TASK OBJECTIVE: Go through the listing and write out all of it exactly.

..............................

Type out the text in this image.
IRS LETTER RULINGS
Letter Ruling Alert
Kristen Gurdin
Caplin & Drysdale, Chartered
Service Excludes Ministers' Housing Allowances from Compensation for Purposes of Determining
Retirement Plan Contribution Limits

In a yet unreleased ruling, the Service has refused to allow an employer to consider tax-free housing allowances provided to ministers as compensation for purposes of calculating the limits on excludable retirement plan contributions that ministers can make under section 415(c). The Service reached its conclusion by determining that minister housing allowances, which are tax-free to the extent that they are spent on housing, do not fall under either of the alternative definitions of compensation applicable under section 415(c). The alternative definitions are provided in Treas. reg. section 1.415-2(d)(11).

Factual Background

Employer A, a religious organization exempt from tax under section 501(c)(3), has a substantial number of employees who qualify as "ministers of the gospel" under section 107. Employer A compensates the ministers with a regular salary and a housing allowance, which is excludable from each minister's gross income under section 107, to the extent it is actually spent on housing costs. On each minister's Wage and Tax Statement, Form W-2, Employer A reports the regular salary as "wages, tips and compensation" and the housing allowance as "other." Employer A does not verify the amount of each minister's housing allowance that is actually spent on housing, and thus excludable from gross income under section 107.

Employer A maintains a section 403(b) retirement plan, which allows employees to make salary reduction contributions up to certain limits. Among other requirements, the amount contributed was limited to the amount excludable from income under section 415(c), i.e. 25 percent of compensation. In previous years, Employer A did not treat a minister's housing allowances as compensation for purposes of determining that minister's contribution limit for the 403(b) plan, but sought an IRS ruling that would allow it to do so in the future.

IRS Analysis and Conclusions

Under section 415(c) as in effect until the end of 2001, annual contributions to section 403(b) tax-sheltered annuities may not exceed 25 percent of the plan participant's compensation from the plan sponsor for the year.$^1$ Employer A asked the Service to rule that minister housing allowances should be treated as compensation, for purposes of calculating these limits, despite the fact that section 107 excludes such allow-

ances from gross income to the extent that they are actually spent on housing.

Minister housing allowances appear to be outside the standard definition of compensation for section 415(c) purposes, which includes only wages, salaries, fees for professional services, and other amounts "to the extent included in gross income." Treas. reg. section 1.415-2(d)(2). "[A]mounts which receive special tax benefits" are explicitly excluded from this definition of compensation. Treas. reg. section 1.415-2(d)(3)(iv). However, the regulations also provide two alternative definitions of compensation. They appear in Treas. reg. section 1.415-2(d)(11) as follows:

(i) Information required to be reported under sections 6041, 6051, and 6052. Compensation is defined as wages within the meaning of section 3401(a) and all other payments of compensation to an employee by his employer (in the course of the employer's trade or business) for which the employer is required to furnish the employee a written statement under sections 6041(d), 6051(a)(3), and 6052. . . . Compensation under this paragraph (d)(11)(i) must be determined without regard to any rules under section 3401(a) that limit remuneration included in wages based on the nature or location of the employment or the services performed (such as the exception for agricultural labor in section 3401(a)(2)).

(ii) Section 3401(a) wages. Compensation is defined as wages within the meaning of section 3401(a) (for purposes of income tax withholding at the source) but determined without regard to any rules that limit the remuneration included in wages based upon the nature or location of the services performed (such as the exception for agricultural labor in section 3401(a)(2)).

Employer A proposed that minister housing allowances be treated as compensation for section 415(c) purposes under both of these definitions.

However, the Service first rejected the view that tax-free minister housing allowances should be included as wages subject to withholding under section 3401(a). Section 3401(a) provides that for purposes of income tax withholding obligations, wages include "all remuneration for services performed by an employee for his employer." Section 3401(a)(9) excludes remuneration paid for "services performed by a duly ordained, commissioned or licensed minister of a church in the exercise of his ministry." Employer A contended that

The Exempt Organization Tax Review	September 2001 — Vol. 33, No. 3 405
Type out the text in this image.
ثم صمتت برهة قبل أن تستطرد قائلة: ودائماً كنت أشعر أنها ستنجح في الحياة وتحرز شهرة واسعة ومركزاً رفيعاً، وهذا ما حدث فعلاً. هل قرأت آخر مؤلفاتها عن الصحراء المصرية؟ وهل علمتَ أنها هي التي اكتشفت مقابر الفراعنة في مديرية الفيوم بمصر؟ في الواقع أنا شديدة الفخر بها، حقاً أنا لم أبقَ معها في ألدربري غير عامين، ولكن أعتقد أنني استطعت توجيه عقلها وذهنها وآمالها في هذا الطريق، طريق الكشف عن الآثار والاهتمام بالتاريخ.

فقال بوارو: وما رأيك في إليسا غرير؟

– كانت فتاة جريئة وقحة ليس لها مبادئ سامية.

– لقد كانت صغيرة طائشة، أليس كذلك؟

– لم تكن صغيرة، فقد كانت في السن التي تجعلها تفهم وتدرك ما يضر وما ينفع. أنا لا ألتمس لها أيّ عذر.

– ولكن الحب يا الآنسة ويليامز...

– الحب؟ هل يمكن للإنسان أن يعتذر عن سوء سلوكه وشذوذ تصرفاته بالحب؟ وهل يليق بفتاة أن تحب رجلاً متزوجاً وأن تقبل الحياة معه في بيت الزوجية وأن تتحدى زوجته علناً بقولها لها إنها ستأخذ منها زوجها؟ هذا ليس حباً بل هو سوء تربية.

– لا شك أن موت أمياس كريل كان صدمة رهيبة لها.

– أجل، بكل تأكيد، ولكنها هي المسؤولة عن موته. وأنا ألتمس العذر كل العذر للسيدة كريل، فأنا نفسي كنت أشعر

..............................

RESPONSE:
Type out the text in this image.
IRS LETTER RULINGS
Letter Ruling Alert
Kristen Gurdin
Caplin & Drysdale, Chartered
Service Excludes Ministers' Housing Allowances from Compensation for Purposes of Determining
Retirement Plan Contribution Limits

In a yet unreleased ruling, the Service has refused to allow an employer to consider tax-free housing allowances provided to ministers as compensation for purposes of calculating the limits on excludable retirement plan contributions that ministers can make under section 415(c). The Service reached its conclusion by determining that minister housing allowances, which are tax-free to the extent that they are spent on housing, do not fall under either of the alternative definitions of compensation applicable under section 415(c). The alternative definitions are provided in Treas. reg. section 1.415-2(d)(11).

Factual Background

Employer A, a religious organization exempt from tax under section 501(c)(3), has a substantial number of employees who qualify as "ministers of the gospel" under section 107. Employer A compensates the ministers with a regular salary and a housing allowance, which is excludable from each minister's gross income under section 107, to the extent it is actually spent on housing costs. On each minister's Wage and Tax Statement, Form W-2, Employer A reports the regular salary as "wages, tips and compensation" and the housing allowance as "other." Employer A does not verify the amount of each minister's housing allowance that is actually spent on housing, and thus excludable from gross income under section 107.

Employer A maintains a section 403(b) retirement plan, which allows employees to make salary reduction contributions up to certain limits. Among other requirements, the amount contributed was limited to the amount excludable from income under section 415(c), i.e. 25 percent of compensation. In previous years, Employer A did not treat a minister's housing allowances as compensation for purposes of determining that minister's contribution limit for the 403(b) plan, but sought an IRS ruling that would allow it to do so in the future.

IRS Analysis and Conclusions

Under section 415(c) as in effect until the end of 2001, annual contributions to section 403(b) tax-sheltered annuities may not exceed 25 percent of the plan participant's compensation from the plan sponsor for the year.$^1$ Employer A asked the Service to rule that minister housing allowances should be treated as compensation, for purposes of calculating these limits, despite the fact that section 107 excludes such allow-

ances from gross income to the extent that they are actually spent on housing.

Minister housing allowances appear to be outside the standard definition of compensation for section 415(c) purposes, which includes only wages, salaries, fees for professional services, and other amounts "to the extent included in gross income." Treas. reg. section 1.415-2(d)(2). "[A]mounts which receive special tax benefits" are explicitly excluded from this definition of compensation. Treas. reg. section 1.415-2(d)(3)(iv). However, the regulations also provide two alternative definitions of compensation. They appear in Treas. reg. section 1.415-2(d)(11) as follows:

(i) Information required to be reported under sections 6041, 6051, and 6052. Compensation is defined as wages within the meaning of section 3401(a) and all other payments of compensation to an employee by his employer (in the course of the employer's trade or business) for which the employer is required to furnish the employee a written statement under sections 6041(d), 6051(a)(3), and 6052. . . . Compensation under this paragraph (d)(11)(i) must be determined without regard to any rules under section 3401(a) that limit remuneration included in wages based on the nature or location of the employment or the services performed (such as the exception for agricultural labor in section 3401(a)(2)).

(ii) Section 3401(a) wages. Compensation is defined as wages within the meaning of section 3401(a) (for purposes of income tax withholding at the source) but determined without regard to any rules that limit the remuneration included in wages based upon the nature or location of the services performed (such as the exception for agricultural labor in section 3401(a)(2)).

Employer A proposed that minister housing allowances be treated as compensation for section 415(c) purposes under both of these definitions.

However, the Service first rejected the view that tax-free minister housing allowances should be included as wages subject to withholding under section 3401(a). Section 3401(a) provides that for purposes of income tax withholding obligations, wages include "all remuneration for services performed by an employee for his employer." Section 3401(a)(9) excludes remuneration paid for "services performed by a duly ordained, commissioned or licensed minister of a church in the exercise of his ministry." Employer A contended that

The Exempt Organization Tax Review	September 2001 — Vol. 33, No. 3 405
Type out the text in this image.
ثم صمتت برهة قبل أن تستطرد قائلة: ودائماً كنت أشعر أنها ستنجح في الحياة وتحرز شهرة واسعة ومركزاً رفيعاً، وهذا ما حدث فعلاً. هل قرأت آخر مؤلفاتها عن الصحراء المصرية؟ وهل علمتَ أنها هي التي اكتشفت مقابر الفراعنة في مديرية الفيوم بمصر؟ في الواقع أنا شديدة الفخر بها، حقاً أنا لم أبقَ معها في ألدربري غير عامين، ولكن أعتقد أنني استطعت توجيه عقلها وذهنها وآمالها في هذا الطريق، طريق الكشف عن الآثار والاهتمام بالتاريخ.

فقال بوارو: وما رأيك في إليسا غرير؟

– كانت فتاة جريئة وقحة ليس لها مبادئ سامية.

– لقد كانت صغيرة طائشة، أليس كذلك؟

– لم تكن صغيرة، فقد كانت في السن التي تجعلها تفهم وتدرك ما يضر وما ينفع. أنا لا ألتمس لها أيّ عذر.

– ولكن الحب يا الآنسة ويليامز...

– الحب؟ هل يمكن للإنسان أن يعتذر عن سوء سلوكه وشذوذ تصرفاته بالحب؟ وهل يليق بفتاة أن تحب رجلاً متزوجاً وأن تقبل الحياة معه في بيت الزوجية وأن تتحدى زوجته علناً بقولها لها إنها ستأخذ منها زوجها؟ هذا ليس حباً بل هو سوء تربية.

– لا شك أن موت أمياس كريل كان صدمة رهيبة لها.

– أجل، بكل تأكيد، ولكنها هي المسؤولة عن موته. وأنا ألتمس العذر كل العذر للسيدة كريل، فأنا نفسي كنت أشعر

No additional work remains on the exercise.